== Your task ==
Lines below containing the word "this" should be copied out.

== Image records of document pages ==
────────────────

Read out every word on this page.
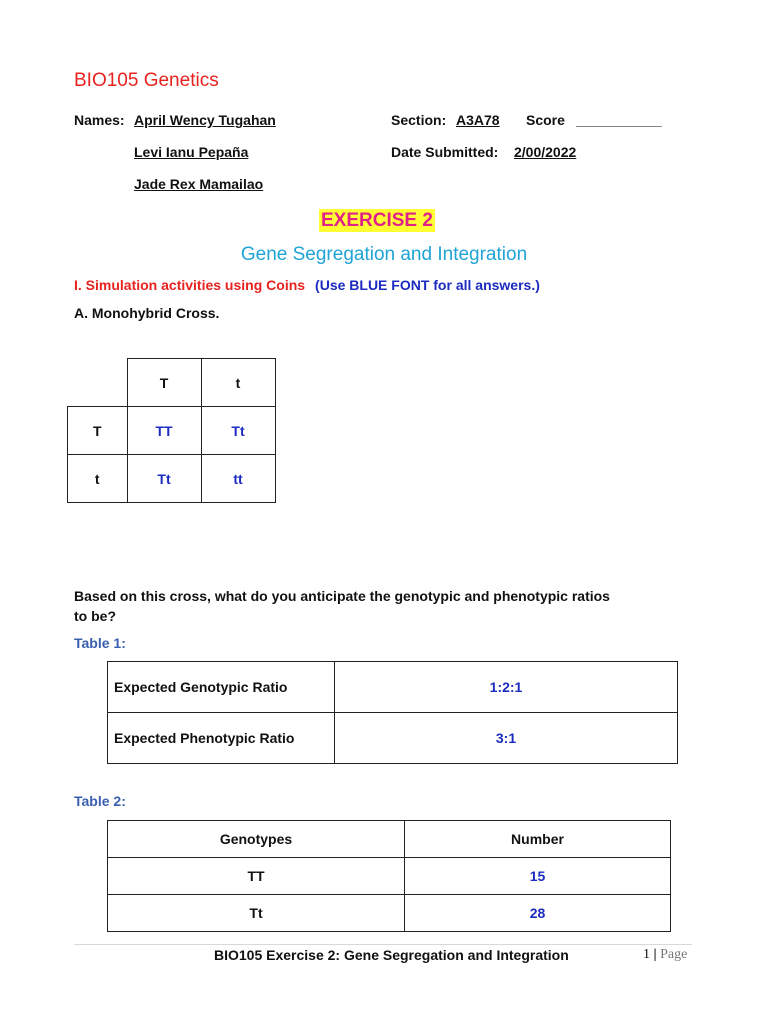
BIO105 Genetics
Names: April Wency Tugahan
Levi Ianu Pepaña
Jade Rex Mamailao
Section: A3A78 Score ___________
Date Submitted: 2/00/2022
EXERCISE 2
Gene Segregation and Integration
I. Simulation activities using Coins (Use BLUE FONT for all answers.)
A. Monohybrid Cross.
	T	t
T	TT	Tt
t	Tt	tt
Based on this cross, what do you anticipate the genotypic and phenotypic ratios
to be?
Table 1:
Expected Genotypic Ratio	1:2:1
Expected Phenotypic Ratio	3:1
Table 2:
Genotypes	Number
TT	15
Tt	28
BIO105 Exercise 2: Gene Segregation and Integration	1 | Page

────────────────

== Solved exercise ==
Read out every word on this page.
Based on this cross, what do you anticipate the genotypic and phenotypic ratios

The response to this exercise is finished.